TASK STATEMENT |
Wherever a line holds the word "хозяйства", copy that line out.

[A block of data]
↓
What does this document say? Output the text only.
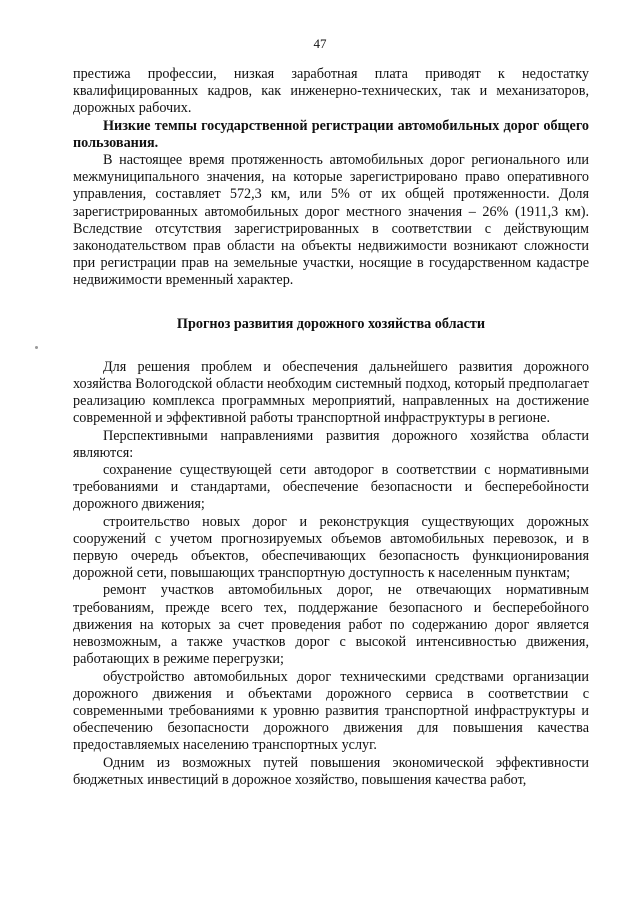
47

престижа профессии, низкая заработная плата приводят к недостатку квалифицированных кадров, как инженерно-технических, так и механизаторов, дорожных рабочих.

Низкие темпы государственной регистрации автомобильных дорог общего пользования.

В настоящее время протяженность автомобильных дорог регионального или межмуниципального значения, на которые зарегистрировано право оперативного управления, составляет 572,3 км, или 5% от их общей протяженности. Доля зарегистрированных автомобильных дорог местного значения – 26% (1911,3 км). Вследствие отсутствия зарегистрированных в соответствии с действующим законодательством прав области на объекты недвижимости возникают сложности при регистрации прав на земельные участки, носящие в государственном кадастре недвижимости временный характер.

Прогноз развития дорожного хозяйства области

Для решения проблем и обеспечения дальнейшего развития дорожного хозяйства Вологодской области необходим системный подход, который предполагает реализацию комплекса программных мероприятий, направленных на достижение современной и эффективной работы транспортной инфраструктуры в регионе.

Перспективными направлениями развития дорожного хозяйства области являются:

сохранение существующей сети автодорог в соответствии с нормативными требованиями и стандартами, обеспечение безопасности и бесперебойности дорожного движения;

строительство новых дорог и реконструкция существующих дорожных сооружений с учетом прогнозируемых объемов автомобильных перевозок, и в первую очередь объектов, обеспечивающих безопасность функционирования дорожной сети, повышающих транспортную доступность к населенным пунктам;

ремонт участков автомобильных дорог, не отвечающих нормативным требованиям, прежде всего тех, поддержание безопасного и бесперебойного движения на которых за счет проведения работ по содержанию дорог является невозможным, а также участков дорог с высокой интенсивностью движения, работающих в режиме перегрузки;

обустройство автомобильных дорог техническими средствами организации дорожного движения и объектами дорожного сервиса в соответствии с современными требованиями к уровню развития транспортной инфраструктуры и обеспечению безопасности дорожного движения для повышения качества предоставляемых населению транспортных услуг.

Одним из возможных путей повышения экономической эффективности бюджетных инвестиций в дорожное хозяйство, повышения качества работ,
↑
EXERCISE SOLUTION |
Прогноз развития дорожного хозяйства области
Для решения проблем и обеспечения дальнейшего развития дорожного хозяйства Вологодской области необходим системный подход, который предполагает реализацию комплекса программных мероприятий, направленных на достижение современной и эффективной работы транспортной инфраструктуры в регионе.
Перспективными направлениями развития дорожного хозяйства области являются:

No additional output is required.